- _The task_
Can you present every line of the records below as a numbered list, leaving out any blank lines?

:::

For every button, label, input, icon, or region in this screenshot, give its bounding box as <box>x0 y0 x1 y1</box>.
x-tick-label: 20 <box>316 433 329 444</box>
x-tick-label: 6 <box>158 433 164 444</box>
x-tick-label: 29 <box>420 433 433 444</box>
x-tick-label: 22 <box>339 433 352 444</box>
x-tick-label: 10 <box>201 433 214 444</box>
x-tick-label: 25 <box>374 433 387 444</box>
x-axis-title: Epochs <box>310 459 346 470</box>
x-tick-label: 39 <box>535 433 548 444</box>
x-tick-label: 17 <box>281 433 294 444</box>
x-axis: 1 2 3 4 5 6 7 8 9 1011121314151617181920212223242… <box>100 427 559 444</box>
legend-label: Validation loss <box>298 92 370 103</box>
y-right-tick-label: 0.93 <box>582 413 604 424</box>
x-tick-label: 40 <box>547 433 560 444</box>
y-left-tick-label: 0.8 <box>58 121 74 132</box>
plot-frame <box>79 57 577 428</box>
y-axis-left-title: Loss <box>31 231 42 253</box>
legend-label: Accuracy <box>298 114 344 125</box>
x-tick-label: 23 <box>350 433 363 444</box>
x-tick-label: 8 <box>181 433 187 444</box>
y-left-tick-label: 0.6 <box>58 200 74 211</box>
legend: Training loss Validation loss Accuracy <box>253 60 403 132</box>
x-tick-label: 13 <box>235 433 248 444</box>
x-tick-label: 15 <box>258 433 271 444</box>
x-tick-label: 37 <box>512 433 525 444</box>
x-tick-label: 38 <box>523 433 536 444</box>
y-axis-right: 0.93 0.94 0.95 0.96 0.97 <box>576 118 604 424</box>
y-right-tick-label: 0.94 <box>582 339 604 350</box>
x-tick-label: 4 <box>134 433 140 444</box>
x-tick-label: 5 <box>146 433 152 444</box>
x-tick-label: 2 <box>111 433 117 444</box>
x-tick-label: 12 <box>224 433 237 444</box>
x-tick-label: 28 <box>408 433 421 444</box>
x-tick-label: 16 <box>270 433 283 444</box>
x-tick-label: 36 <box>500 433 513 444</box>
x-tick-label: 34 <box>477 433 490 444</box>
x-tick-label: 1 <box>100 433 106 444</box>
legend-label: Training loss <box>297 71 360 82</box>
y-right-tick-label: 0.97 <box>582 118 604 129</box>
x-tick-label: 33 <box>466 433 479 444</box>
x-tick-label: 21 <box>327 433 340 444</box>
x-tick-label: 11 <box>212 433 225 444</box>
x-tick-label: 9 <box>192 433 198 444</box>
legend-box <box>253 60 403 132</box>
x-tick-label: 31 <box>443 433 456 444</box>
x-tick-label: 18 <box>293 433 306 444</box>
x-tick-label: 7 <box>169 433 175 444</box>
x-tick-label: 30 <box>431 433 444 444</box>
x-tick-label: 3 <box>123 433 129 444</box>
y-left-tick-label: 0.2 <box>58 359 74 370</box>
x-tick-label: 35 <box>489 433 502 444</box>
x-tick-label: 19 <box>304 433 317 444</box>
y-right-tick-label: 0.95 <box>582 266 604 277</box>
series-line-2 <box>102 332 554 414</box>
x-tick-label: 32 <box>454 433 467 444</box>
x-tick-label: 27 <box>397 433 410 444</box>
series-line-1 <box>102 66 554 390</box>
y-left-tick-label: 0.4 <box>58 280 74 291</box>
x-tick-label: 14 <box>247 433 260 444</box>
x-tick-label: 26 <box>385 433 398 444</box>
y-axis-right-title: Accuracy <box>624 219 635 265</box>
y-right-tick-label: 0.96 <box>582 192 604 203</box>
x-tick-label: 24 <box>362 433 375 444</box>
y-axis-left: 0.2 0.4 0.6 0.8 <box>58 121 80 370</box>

:::

- _Correct answer_
1. For every button, label, input, icon, or region in this screenshot, give its bounding box as <box>x0 y0 x1 y1</box>.
2. x-tick-label: 20 <box>316 433 329 444</box>
3. x-tick-label: 6 <box>158 433 164 444</box>
4. x-tick-label: 29 <box>420 433 433 444</box>
5. x-tick-label: 22 <box>339 433 352 444</box>
6. x-tick-label: 10 <box>201 433 214 444</box>
7. x-tick-label: 25 <box>374 433 387 444</box>
8. x-axis-title: Epochs <box>310 459 346 470</box>
9. x-tick-label: 39 <box>535 433 548 444</box>
10. x-tick-label: 17 <box>281 433 294 444</box>
11. x-axis: 1 2 3 4 5 6 7 8 9 1011121314151617181920212223242… <box>100 427 559 444</box>
12. legend-label: Validation loss <box>298 92 370 103</box>
13. y-right-tick-label: 0.93 <box>582 413 604 424</box>
14. x-tick-label: 40 <box>547 433 560 444</box>
15. y-left-tick-label: 0.8 <box>58 121 74 132</box>
16. plot-frame <box>79 57 577 428</box>
17. y-axis-left-title: Loss <box>31 231 42 253</box>
18. legend-label: Accuracy <box>298 114 344 125</box>
19. x-tick-label: 23 <box>350 433 363 444</box>
20. x-tick-label: 8 <box>181 433 187 444</box>
21. y-left-tick-label: 0.6 <box>58 200 74 211</box>
22. legend: Training loss Validation loss Accuracy <box>253 60 403 132</box>
23. x-tick-label: 13 <box>235 433 248 444</box>
24. x-tick-label: 15 <box>258 433 271 444</box>
25. x-tick-label: 37 <box>512 433 525 444</box>
26. x-tick-label: 38 <box>523 433 536 444</box>
27. y-axis-right: 0.93 0.94 0.95 0.96 0.97 <box>576 118 604 424</box>
28. y-right-tick-label: 0.94 <box>582 339 604 350</box>
29. x-tick-label: 4 <box>134 433 140 444</box>
30. x-tick-label: 5 <box>146 433 152 444</box>
31. x-tick-label: 2 <box>111 433 117 444</box>
32. x-tick-label: 12 <box>224 433 237 444</box>
33. x-tick-label: 28 <box>408 433 421 444</box>
34. x-tick-label: 16 <box>270 433 283 444</box>
35. x-tick-label: 36 <box>500 433 513 444</box>
36. x-tick-label: 34 <box>477 433 490 444</box>
37. x-tick-label: 1 <box>100 433 106 444</box>
38. legend-label: Training loss <box>297 71 360 82</box>
39. y-right-tick-label: 0.97 <box>582 118 604 129</box>
40. x-tick-label: 33 <box>466 433 479 444</box>
41. x-tick-label: 21 <box>327 433 340 444</box>
42. x-tick-label: 11 <box>212 433 225 444</box>
43. x-tick-label: 9 <box>192 433 198 444</box>
44. legend-box <box>253 60 403 132</box>
45. x-tick-label: 31 <box>443 433 456 444</box>
46. x-tick-label: 18 <box>293 433 306 444</box>
47. x-tick-label: 7 <box>169 433 175 444</box>
48. x-tick-label: 30 <box>431 433 444 444</box>
49. x-tick-label: 3 <box>123 433 129 444</box>
50. y-left-tick-label: 0.2 <box>58 359 74 370</box>
51. x-tick-label: 35 <box>489 433 502 444</box>
52. x-tick-label: 19 <box>304 433 317 444</box>
53. y-right-tick-label: 0.95 <box>582 266 604 277</box>
54. series-line-2 <box>102 332 554 414</box>
55. x-tick-label: 32 <box>454 433 467 444</box>
56. x-tick-label: 27 <box>397 433 410 444</box>
57. series-line-1 <box>102 66 554 390</box>
58. y-left-tick-label: 0.4 <box>58 280 74 291</box>
59. x-tick-label: 14 <box>247 433 260 444</box>
60. x-tick-label: 26 <box>385 433 398 444</box>
61. y-axis-right-title: Accuracy <box>624 219 635 265</box>
62. y-right-tick-label: 0.96 <box>582 192 604 203</box>
63. x-tick-label: 24 <box>362 433 375 444</box>
64. y-axis-left: 0.2 0.4 0.6 0.8 <box>58 121 80 370</box>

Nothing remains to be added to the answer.